■ DIRECTIVE ■
Pick out each line below containing "shake".

[Items listed in a dataset]
==================================================

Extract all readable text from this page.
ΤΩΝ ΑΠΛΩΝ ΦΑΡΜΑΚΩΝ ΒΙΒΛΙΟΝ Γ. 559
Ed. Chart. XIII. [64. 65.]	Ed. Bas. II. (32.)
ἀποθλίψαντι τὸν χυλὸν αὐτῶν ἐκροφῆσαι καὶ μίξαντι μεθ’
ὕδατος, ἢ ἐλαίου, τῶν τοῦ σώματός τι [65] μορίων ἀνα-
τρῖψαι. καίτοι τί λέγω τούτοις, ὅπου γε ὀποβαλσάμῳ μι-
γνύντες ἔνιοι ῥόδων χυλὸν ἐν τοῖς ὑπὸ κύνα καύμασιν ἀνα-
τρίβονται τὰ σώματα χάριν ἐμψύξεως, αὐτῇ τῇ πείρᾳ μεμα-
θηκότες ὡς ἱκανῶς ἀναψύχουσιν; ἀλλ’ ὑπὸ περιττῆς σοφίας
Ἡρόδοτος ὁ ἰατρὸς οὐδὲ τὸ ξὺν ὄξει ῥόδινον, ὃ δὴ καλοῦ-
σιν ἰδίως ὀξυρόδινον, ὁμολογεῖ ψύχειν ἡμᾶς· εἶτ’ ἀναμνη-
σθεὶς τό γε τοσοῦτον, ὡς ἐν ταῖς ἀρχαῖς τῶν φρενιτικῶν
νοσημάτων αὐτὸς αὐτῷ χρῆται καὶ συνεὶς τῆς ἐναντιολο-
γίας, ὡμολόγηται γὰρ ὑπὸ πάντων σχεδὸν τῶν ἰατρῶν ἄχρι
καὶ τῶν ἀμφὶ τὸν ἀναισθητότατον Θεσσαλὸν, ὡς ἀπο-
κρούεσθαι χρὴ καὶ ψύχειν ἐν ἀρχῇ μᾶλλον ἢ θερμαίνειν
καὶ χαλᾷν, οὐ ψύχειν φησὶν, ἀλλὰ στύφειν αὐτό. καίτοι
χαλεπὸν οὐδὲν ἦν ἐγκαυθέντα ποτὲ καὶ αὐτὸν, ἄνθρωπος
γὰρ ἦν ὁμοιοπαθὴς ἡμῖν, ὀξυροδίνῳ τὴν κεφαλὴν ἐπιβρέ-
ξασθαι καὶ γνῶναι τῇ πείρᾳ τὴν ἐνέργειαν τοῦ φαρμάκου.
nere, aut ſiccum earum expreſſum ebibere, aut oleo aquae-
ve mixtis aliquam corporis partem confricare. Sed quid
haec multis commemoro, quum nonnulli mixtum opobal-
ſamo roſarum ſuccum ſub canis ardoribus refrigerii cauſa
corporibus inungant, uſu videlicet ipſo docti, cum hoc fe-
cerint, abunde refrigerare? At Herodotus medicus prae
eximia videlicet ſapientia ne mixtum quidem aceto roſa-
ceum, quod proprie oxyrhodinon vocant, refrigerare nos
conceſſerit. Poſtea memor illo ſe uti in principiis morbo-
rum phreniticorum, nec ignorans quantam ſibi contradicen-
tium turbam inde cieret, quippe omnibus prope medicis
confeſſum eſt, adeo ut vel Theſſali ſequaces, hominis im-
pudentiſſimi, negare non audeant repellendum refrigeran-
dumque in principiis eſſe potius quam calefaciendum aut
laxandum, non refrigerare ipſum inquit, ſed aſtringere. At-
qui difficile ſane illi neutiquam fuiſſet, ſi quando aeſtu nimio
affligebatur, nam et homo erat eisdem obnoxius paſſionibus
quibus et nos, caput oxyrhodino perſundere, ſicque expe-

==================================================

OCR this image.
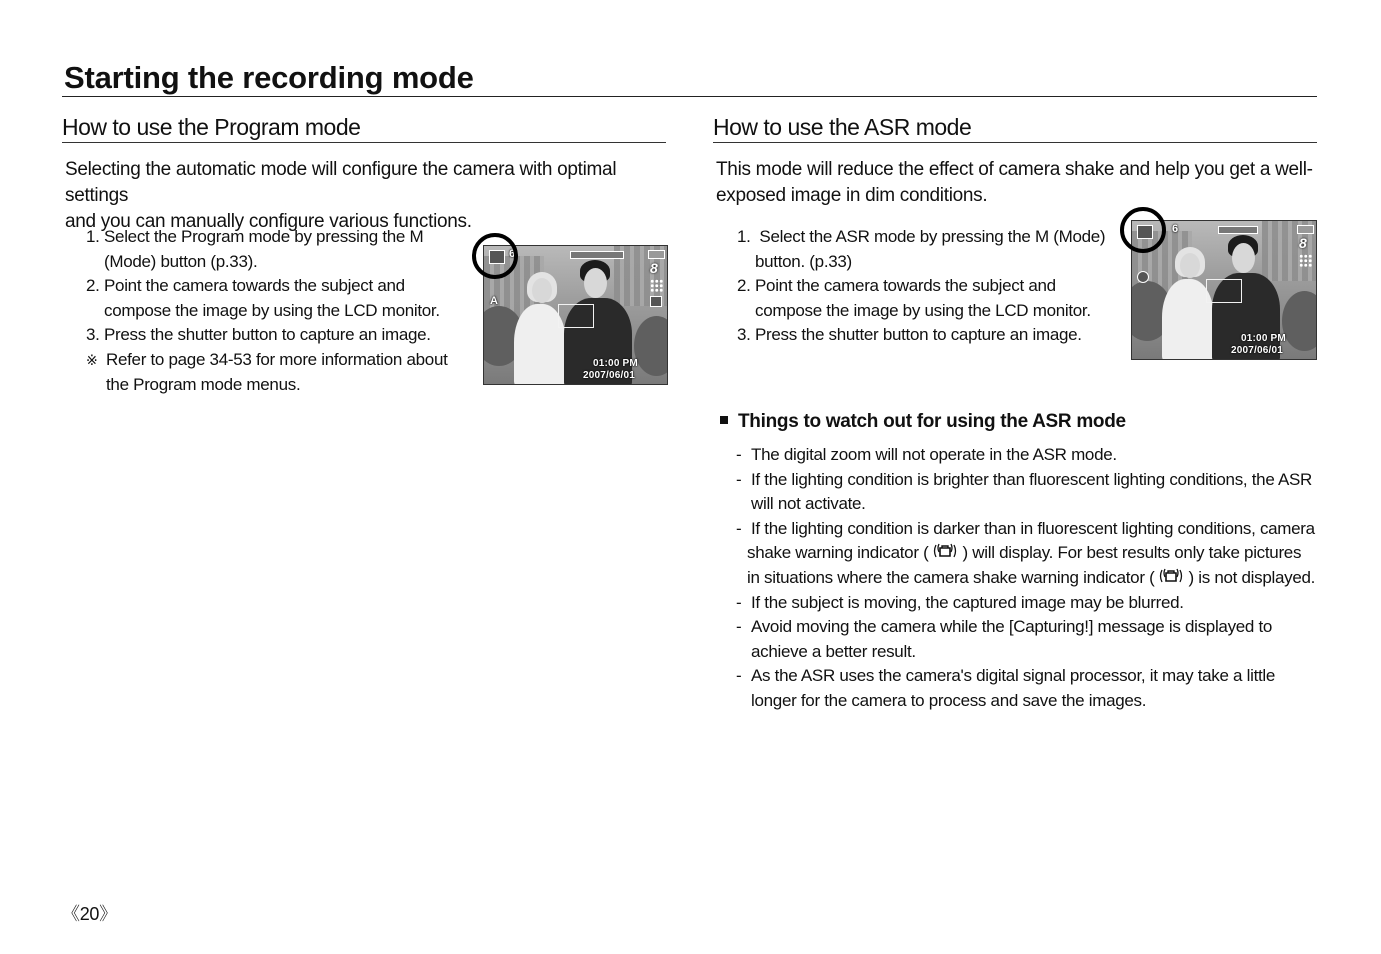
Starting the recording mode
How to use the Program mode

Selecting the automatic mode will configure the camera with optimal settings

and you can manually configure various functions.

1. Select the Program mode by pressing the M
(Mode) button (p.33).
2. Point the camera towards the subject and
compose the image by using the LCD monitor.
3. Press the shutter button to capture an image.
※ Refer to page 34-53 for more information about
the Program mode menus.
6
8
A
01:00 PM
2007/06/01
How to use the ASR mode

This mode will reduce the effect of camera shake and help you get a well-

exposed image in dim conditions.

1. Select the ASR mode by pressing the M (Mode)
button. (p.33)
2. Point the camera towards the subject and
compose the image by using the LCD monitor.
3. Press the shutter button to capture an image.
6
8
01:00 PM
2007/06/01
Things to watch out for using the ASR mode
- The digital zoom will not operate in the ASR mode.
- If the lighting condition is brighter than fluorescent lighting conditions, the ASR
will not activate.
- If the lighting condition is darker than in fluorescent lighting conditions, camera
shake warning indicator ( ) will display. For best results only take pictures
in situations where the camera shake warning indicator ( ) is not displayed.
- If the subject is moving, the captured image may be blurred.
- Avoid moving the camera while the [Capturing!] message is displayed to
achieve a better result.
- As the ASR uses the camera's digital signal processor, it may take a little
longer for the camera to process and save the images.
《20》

==================================================

■ SOLUTION TO THIS EXERCISE ■
This mode will reduce the effect of camera shake and help you get a well-
shake warning indicator ( ) will display. For best results only take pictures
in situations where the camera shake warning indicator ( ) is not displayed.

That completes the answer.